▶ **PROBLEM REQUIREMENTS**:
What you give back must match the data below character for character.

Extracted data entries
________________________

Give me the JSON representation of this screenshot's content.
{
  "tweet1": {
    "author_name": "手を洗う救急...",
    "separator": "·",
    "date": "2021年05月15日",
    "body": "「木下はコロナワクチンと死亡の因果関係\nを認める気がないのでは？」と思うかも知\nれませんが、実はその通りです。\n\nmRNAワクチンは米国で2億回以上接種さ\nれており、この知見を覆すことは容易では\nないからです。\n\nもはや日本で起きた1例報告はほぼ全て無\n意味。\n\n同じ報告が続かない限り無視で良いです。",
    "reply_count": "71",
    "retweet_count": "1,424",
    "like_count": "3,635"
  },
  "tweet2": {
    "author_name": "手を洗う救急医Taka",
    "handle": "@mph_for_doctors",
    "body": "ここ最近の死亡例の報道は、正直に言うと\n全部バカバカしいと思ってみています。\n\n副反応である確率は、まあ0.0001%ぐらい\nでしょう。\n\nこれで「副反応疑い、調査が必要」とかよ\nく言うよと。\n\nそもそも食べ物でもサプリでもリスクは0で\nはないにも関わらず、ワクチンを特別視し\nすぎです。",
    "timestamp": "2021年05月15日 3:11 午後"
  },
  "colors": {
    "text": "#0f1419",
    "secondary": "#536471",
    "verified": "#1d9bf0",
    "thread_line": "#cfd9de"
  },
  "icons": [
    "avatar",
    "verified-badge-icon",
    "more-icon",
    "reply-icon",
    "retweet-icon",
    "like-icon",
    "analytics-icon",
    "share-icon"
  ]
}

________________________

▶ **SOLUTION TO THIS PROBLEM**:
Give me the JSON representation of this screenshot's content.
{
  "tweet1": {
    "author_name": "手を洗う救急...",
    "separator": "·",
    "date": "2021年05月15日",
    "body": "「木下はコロナワクチンと死亡の因果関係\nを認める気がないのでは？」と思うかも知\nれませんが、実はその通りです。\n\nmRNAワクチンは米国で2億回以上接種さ\nれており、この知見を覆すことは容易では\nないからです。\n\nもはや日本で起きた1例報告はほぼ全て無\n意味。\n\n同じ報告が続かない限り無視で良いです。",
    "reply_count": "71",
    "retweet_count": "1,424",
    "like_count": "3,635"
  },
  "tweet2": {
    "author_name": "手を洗う救急医Taka",
    "handle": "@mph_for_doctors",
    "body": "ここ最近の死亡例の報道は、正直に言うと\n全部バカバカしいと思ってみています。\n\n副反応である確率は、まあ0.0001%ぐらい\nでしょう。\n\nこれで「副反応疑い、調査が必要」とかよ\nく言うよと。\n\nそもそも食べ物でもサプリでもリスクは0で\nはないにも関わらず、ワクチンを特別視し\nすぎです。",
    "timestamp": "2021年05月15日 3:11 午後"
  },
  "colors": {
    "text": "#0f1419",
    "secondary": "#536471",
    "verified": "#1d9bf0",
    "thread_line": "#cfd9de"
  },
  "icons": [
    "avatar",
    "verified-badge-icon",
    "more-icon",
    "reply-icon",
    "retweet-icon",
    "like-icon",
    "analytics-icon",
    "share-icon"
  ]
}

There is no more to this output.